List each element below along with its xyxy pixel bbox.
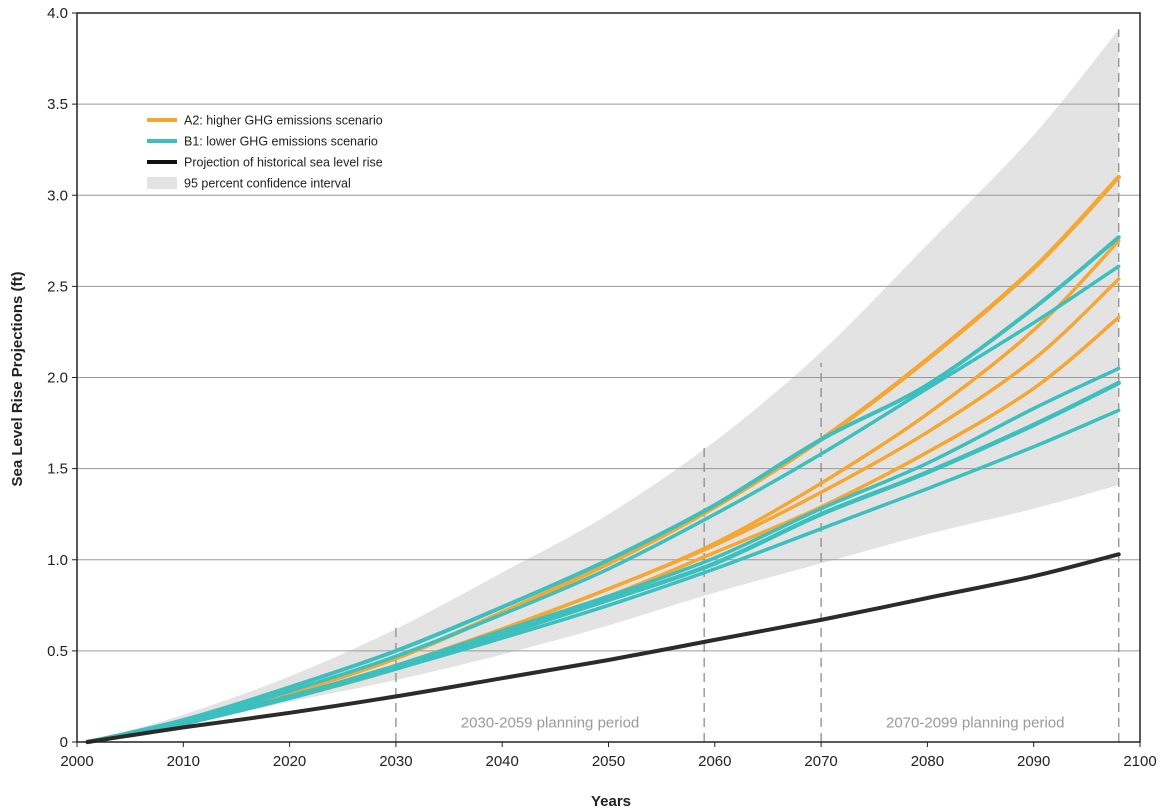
========================
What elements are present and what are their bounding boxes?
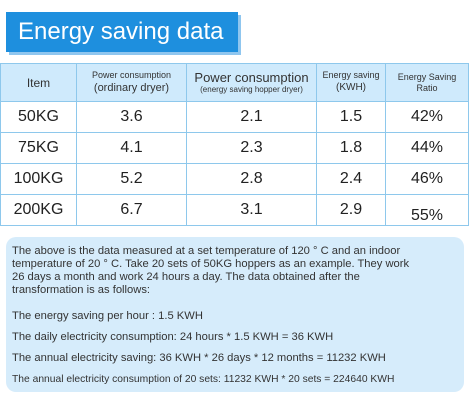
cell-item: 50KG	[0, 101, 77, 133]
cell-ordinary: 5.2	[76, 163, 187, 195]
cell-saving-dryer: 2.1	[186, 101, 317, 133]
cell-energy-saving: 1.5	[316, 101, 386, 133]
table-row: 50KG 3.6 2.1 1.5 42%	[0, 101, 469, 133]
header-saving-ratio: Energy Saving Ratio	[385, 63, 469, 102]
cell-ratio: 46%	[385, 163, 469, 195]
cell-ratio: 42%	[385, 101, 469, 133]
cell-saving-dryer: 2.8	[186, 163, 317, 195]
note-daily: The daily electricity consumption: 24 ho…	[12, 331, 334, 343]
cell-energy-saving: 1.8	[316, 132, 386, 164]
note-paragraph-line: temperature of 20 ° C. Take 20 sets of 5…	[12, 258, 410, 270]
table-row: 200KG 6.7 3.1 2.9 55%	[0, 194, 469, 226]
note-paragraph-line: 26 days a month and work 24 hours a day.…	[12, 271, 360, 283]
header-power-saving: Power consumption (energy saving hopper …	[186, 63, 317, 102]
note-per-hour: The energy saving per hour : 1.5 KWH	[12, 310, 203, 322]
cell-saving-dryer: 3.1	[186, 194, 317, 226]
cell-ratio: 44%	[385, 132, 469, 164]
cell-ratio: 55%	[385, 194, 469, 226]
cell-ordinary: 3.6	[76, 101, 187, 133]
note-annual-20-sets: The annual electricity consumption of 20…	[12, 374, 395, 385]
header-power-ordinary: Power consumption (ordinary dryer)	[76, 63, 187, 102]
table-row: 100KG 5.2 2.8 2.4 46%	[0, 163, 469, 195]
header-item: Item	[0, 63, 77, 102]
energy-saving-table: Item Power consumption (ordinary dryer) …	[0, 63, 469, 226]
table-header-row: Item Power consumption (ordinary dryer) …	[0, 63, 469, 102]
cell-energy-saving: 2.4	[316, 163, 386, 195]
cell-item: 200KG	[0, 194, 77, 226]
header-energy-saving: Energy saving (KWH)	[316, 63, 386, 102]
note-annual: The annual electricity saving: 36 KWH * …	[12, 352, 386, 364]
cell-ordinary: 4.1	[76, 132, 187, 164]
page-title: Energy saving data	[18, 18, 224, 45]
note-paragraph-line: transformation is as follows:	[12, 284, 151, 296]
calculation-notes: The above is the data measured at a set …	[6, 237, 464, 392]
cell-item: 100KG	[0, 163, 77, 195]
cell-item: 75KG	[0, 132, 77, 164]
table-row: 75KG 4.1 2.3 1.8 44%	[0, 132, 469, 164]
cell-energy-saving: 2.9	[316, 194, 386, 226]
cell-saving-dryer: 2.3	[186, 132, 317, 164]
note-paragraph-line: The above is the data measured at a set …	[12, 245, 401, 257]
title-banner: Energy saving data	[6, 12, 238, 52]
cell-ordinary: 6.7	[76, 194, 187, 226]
========================
## WHAT THE EXERCISE ASKS
Please update everything from the line containing "What elements are" down to the line containing "table-row: 200KG 6.7" by replacing "cell-saving-dryer" with "cell-efficient-dryer" and leaving everything else unchanged. Give back only those lines, without the pictures.

## PROBLEM SOLUTION
What elements are present and what are their bounding boxes?
cell-item: 50KG	[0, 101, 77, 133]
cell-ordinary: 5.2	[76, 163, 187, 195]
cell-efficient-dryer: 2.1	[186, 101, 317, 133]
cell-energy-saving: 1.5	[316, 101, 386, 133]
table-row: 50KG 3.6 2.1 1.5 42%	[0, 101, 469, 133]
header-saving-ratio: Energy Saving Ratio	[385, 63, 469, 102]
cell-ratio: 46%	[385, 163, 469, 195]
cell-ratio: 42%	[385, 101, 469, 133]
cell-efficient-dryer: 2.8	[186, 163, 317, 195]
note-daily: The daily electricity consumption: 24 ho…	[12, 331, 334, 343]
cell-energy-saving: 1.8	[316, 132, 386, 164]
note-paragraph-line: temperature of 20 ° C. Take 20 sets of 5…	[12, 258, 410, 270]
table-row: 200KG 6.7 3.1 2.9 55%	[0, 194, 469, 226]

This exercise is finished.